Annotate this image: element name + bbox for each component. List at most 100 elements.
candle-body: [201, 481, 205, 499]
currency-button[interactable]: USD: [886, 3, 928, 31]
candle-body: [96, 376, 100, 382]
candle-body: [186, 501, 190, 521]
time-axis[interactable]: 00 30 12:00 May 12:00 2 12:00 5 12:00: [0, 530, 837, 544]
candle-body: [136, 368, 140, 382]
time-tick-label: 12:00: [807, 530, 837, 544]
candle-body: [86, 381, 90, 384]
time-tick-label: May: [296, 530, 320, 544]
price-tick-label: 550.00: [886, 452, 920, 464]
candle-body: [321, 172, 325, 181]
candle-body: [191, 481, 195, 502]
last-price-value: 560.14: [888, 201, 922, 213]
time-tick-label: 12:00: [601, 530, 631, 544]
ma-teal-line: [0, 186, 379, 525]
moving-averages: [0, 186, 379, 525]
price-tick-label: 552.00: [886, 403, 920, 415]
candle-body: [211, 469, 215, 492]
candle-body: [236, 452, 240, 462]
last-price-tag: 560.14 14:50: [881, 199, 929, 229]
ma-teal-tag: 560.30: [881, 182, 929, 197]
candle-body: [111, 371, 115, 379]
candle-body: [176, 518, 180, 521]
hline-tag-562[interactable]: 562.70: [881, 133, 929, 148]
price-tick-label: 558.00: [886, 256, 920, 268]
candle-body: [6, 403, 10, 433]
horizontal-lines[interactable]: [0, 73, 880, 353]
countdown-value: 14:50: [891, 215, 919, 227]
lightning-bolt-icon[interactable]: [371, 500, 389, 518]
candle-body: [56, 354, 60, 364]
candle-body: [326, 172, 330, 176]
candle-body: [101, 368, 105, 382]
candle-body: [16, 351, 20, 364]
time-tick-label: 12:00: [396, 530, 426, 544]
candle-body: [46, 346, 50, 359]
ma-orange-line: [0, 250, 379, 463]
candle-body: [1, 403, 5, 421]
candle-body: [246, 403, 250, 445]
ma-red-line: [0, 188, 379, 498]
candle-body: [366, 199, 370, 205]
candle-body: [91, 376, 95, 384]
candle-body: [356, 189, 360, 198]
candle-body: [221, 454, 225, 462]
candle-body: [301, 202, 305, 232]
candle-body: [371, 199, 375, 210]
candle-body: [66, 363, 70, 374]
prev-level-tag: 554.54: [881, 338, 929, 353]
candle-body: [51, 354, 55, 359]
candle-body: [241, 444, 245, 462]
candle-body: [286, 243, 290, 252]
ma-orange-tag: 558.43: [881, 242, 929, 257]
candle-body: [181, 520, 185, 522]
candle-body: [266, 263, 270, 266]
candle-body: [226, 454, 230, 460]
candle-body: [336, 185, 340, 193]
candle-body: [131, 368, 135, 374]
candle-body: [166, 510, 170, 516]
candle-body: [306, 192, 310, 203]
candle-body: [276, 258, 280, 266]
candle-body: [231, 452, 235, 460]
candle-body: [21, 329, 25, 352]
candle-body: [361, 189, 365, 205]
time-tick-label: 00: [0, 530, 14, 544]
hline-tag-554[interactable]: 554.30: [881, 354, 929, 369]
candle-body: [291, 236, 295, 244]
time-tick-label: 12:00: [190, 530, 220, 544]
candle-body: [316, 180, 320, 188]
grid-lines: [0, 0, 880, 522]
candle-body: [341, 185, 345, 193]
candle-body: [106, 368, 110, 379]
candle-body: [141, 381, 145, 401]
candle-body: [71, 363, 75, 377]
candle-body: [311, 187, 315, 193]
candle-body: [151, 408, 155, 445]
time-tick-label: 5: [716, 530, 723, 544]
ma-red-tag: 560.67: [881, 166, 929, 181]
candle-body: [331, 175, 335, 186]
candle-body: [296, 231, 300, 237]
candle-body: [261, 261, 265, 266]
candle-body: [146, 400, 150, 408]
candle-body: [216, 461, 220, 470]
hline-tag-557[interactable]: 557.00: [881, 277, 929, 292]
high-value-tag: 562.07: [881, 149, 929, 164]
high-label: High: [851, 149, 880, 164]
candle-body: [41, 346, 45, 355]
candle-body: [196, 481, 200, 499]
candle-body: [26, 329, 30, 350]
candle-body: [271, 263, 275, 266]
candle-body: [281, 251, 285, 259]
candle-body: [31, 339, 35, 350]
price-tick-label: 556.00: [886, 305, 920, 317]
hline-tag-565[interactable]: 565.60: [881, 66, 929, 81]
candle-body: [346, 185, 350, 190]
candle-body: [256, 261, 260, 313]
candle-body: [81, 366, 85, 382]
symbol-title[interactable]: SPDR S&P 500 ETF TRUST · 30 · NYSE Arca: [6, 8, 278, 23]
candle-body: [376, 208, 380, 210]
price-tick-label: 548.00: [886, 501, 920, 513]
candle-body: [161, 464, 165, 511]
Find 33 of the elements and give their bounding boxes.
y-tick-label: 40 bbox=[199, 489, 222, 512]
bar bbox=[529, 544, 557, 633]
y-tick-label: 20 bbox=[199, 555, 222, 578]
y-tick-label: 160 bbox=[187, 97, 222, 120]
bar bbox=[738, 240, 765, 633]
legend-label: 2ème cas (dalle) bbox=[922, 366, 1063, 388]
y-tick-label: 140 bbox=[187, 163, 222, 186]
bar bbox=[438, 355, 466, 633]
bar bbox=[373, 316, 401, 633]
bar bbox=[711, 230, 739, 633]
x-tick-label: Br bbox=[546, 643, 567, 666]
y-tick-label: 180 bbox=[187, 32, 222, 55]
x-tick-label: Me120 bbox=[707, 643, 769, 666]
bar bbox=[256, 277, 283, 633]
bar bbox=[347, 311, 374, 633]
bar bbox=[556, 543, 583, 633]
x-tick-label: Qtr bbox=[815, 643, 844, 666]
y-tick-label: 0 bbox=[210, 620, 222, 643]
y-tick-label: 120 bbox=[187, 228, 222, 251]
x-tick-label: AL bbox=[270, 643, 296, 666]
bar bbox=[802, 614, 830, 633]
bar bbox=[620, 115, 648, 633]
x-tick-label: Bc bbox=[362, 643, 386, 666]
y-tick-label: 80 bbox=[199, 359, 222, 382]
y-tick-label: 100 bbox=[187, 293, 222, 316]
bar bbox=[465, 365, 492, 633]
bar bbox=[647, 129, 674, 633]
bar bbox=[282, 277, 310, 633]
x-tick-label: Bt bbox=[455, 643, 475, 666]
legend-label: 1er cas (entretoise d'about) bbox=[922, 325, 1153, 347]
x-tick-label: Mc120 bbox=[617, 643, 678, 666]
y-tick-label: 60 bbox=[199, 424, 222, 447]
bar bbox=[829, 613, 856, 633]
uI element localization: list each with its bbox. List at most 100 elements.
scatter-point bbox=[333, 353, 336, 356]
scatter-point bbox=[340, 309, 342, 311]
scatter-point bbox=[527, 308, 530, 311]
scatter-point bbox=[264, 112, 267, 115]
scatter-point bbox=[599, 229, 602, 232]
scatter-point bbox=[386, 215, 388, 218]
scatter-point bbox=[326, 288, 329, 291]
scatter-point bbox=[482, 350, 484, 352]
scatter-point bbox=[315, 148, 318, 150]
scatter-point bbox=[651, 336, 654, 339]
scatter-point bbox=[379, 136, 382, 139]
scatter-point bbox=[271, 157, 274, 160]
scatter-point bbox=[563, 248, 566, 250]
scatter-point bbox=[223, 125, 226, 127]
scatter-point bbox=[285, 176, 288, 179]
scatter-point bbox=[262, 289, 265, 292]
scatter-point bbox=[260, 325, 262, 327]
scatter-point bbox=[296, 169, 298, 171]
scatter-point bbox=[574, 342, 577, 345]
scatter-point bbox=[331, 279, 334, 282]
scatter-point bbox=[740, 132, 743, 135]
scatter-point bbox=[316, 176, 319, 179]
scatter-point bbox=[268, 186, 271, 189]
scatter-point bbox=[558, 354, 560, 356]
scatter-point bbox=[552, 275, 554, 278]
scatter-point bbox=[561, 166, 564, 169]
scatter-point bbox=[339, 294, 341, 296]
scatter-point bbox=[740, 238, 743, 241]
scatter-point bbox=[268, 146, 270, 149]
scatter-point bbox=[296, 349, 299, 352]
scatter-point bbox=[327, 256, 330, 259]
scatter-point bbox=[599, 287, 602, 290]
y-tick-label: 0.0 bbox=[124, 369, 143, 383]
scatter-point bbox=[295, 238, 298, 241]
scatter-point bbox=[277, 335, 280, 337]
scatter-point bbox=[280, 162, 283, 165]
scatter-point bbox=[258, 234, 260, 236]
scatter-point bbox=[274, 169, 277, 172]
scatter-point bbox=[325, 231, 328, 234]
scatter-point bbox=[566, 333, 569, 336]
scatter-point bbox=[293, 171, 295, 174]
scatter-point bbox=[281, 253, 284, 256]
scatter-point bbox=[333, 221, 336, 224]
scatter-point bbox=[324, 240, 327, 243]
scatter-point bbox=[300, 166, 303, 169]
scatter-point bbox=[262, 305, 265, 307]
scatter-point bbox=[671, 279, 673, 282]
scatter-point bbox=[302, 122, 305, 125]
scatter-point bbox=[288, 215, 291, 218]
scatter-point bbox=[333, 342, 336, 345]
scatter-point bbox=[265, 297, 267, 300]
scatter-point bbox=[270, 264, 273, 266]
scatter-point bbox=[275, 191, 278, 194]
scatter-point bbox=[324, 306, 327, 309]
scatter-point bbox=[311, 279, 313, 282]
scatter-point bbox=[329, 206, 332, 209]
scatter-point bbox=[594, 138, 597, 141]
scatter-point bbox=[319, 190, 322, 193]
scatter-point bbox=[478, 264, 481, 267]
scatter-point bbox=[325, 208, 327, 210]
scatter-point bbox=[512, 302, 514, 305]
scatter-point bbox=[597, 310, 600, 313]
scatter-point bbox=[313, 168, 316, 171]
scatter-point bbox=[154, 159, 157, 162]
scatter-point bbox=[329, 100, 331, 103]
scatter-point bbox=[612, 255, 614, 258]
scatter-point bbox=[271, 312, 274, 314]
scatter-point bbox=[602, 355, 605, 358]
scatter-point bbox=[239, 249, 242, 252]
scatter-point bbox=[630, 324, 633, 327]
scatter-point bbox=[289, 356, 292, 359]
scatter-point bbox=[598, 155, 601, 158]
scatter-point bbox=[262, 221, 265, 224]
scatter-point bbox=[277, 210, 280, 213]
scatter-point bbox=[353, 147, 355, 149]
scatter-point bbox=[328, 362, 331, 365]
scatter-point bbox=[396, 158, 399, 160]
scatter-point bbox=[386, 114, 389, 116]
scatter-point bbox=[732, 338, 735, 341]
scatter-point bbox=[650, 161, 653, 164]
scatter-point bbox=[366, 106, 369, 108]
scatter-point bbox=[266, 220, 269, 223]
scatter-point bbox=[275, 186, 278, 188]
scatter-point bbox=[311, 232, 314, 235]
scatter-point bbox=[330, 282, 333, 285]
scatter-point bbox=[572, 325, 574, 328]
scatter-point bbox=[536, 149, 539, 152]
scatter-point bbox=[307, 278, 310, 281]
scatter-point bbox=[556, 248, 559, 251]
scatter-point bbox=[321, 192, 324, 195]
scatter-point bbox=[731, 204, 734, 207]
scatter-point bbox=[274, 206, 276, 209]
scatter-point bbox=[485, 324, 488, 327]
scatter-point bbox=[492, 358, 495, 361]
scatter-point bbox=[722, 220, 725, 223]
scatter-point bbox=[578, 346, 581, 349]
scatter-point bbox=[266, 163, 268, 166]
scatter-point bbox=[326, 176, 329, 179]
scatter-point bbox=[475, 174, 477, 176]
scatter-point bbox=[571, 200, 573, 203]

Task description:
Copy the material above, from its first line through the line containing "lightning-bolt-icon[interactable]: [371, 500, 389, 518]" (both included), reproducing every line without any change.

Answer:
Annotate this image: element name + bbox for each component. List at most 100 elements.
candle-body: [201, 481, 205, 499]
currency-button[interactable]: USD: [886, 3, 928, 31]
candle-body: [96, 376, 100, 382]
candle-body: [186, 501, 190, 521]
time-axis[interactable]: 00 30 12:00 May 12:00 2 12:00 5 12:00: [0, 530, 837, 544]
candle-body: [136, 368, 140, 382]
time-tick-label: 12:00: [807, 530, 837, 544]
candle-body: [86, 381, 90, 384]
time-tick-label: May: [296, 530, 320, 544]
price-tick-label: 550.00: [886, 452, 920, 464]
candle-body: [321, 172, 325, 181]
candle-body: [191, 481, 195, 502]
last-price-value: 560.14: [888, 201, 922, 213]
time-tick-label: 12:00: [601, 530, 631, 544]
ma-teal-line: [0, 186, 379, 525]
moving-averages: [0, 186, 379, 525]
price-tick-label: 552.00: [886, 403, 920, 415]
candle-body: [211, 469, 215, 492]
candle-body: [236, 452, 240, 462]
last-price-tag: 560.14 14:50: [881, 199, 929, 229]
ma-teal-tag: 560.30: [881, 182, 929, 197]
candle-body: [111, 371, 115, 379]
candle-body: [176, 518, 180, 521]
hline-tag-562[interactable]: 562.70: [881, 133, 929, 148]
price-tick-label: 558.00: [886, 256, 920, 268]
candle-body: [6, 403, 10, 433]
horizontal-lines[interactable]: [0, 73, 880, 353]
countdown-value: 14:50: [891, 215, 919, 227]
lightning-bolt-icon[interactable]: [371, 500, 389, 518]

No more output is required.